▶ DATA ENTRIES
● ● ●

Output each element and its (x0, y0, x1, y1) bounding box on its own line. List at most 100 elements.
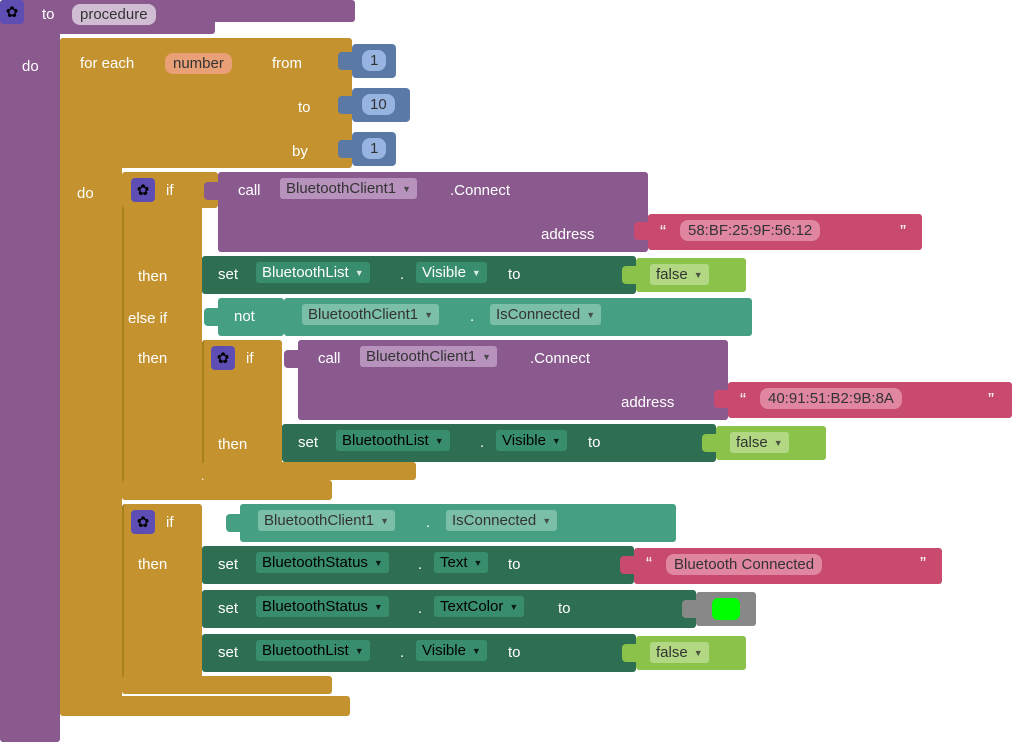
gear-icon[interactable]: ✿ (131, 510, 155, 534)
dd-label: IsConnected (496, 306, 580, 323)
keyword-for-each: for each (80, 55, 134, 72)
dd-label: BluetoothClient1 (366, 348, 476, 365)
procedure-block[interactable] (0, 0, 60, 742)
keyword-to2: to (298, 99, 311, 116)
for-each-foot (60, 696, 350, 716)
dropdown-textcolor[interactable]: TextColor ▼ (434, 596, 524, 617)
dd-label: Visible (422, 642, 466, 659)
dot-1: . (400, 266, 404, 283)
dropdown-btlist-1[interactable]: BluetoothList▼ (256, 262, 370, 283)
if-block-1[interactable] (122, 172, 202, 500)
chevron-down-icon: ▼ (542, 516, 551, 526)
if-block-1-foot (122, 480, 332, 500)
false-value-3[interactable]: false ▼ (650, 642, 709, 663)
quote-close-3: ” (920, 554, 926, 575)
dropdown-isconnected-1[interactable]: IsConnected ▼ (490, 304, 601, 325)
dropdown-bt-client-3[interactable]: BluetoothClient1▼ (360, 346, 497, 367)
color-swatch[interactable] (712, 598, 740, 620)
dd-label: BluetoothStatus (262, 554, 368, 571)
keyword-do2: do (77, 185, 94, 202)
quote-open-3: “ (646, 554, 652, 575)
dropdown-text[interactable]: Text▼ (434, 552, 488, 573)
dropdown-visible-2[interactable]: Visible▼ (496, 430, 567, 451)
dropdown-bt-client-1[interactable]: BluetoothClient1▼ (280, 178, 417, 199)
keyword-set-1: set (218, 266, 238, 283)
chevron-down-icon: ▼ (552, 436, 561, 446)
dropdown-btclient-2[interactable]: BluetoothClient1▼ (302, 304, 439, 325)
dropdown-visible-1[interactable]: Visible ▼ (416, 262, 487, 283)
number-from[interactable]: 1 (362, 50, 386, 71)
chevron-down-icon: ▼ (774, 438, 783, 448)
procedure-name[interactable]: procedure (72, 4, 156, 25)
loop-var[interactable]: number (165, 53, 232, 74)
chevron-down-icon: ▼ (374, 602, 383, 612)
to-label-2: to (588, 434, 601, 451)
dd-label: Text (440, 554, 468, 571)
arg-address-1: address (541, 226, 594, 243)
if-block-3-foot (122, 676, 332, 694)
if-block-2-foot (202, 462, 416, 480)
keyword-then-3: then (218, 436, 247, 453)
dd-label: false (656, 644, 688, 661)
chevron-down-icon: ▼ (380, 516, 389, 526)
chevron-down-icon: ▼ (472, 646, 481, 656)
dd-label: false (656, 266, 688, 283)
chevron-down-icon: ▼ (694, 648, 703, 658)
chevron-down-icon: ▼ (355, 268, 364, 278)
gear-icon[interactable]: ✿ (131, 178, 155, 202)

● ● ●

▶ WRITTEN PROBLEM
Reproduce every line of the entries above word for word, leaving out the picture.

▶ TASK SOLUTION
Output each element and its (x0, y0, x1, y1) bounding box on its own line. List at most 100 elements.
gear-icon[interactable]: ✿ (131, 510, 155, 534)
dd-label: IsConnected (496, 306, 580, 323)
keyword-for-each: for each (80, 55, 134, 72)
dd-label: BluetoothClient1 (366, 348, 476, 365)
procedure-block[interactable] (0, 0, 60, 742)
keyword-to2: to (298, 99, 311, 116)
for-each-foot (60, 696, 350, 716)
dropdown-textcolor[interactable]: TextColor ▼ (434, 596, 524, 617)
dd-label: Visible (422, 642, 466, 659)
dot-1: . (400, 266, 404, 283)
dropdown-btlist-1[interactable]: BluetoothList▼ (256, 262, 370, 283)
if-block-1[interactable] (122, 172, 202, 500)
chevron-down-icon: ▼ (542, 516, 551, 526)
if-block-1-foot (122, 480, 332, 500)
false-value-3[interactable]: false ▼ (650, 642, 709, 663)
quote-close-3: ” (920, 554, 926, 575)
dropdown-isconnected-1[interactable]: IsConnected ▼ (490, 304, 601, 325)
dropdown-bt-client-3[interactable]: BluetoothClient1▼ (360, 346, 497, 367)
color-swatch[interactable] (712, 598, 740, 620)
dd-label: BluetoothStatus (262, 554, 368, 571)
keyword-do2: do (77, 185, 94, 202)
quote-open-3: “ (646, 554, 652, 575)
dropdown-text[interactable]: Text▼ (434, 552, 488, 573)
dropdown-visible-2[interactable]: Visible▼ (496, 430, 567, 451)
dropdown-bt-client-1[interactable]: BluetoothClient1▼ (280, 178, 417, 199)
keyword-set-1: set (218, 266, 238, 283)
chevron-down-icon: ▼ (552, 436, 561, 446)
dropdown-btclient-2[interactable]: BluetoothClient1▼ (302, 304, 439, 325)
dropdown-visible-1[interactable]: Visible ▼ (416, 262, 487, 283)
number-from[interactable]: 1 (362, 50, 386, 71)
chevron-down-icon: ▼ (774, 438, 783, 448)
procedure-name[interactable]: procedure (72, 4, 156, 25)
loop-var[interactable]: number (165, 53, 232, 74)
chevron-down-icon: ▼ (374, 602, 383, 612)
to-label-2: to (588, 434, 601, 451)
dd-label: Text (440, 554, 468, 571)
arg-address-1: address (541, 226, 594, 243)
if-block-3-foot (122, 676, 332, 694)
if-block-2-foot (202, 462, 416, 480)
keyword-then-3: then (218, 436, 247, 453)
dd-label: false (656, 644, 688, 661)
chevron-down-icon: ▼ (380, 516, 389, 526)
chevron-down-icon: ▼ (472, 646, 481, 656)
dd-label: false (656, 266, 688, 283)
chevron-down-icon: ▼ (694, 648, 703, 658)
chevron-down-icon: ▼ (355, 268, 364, 278)
gear-icon[interactable]: ✿ (131, 178, 155, 202)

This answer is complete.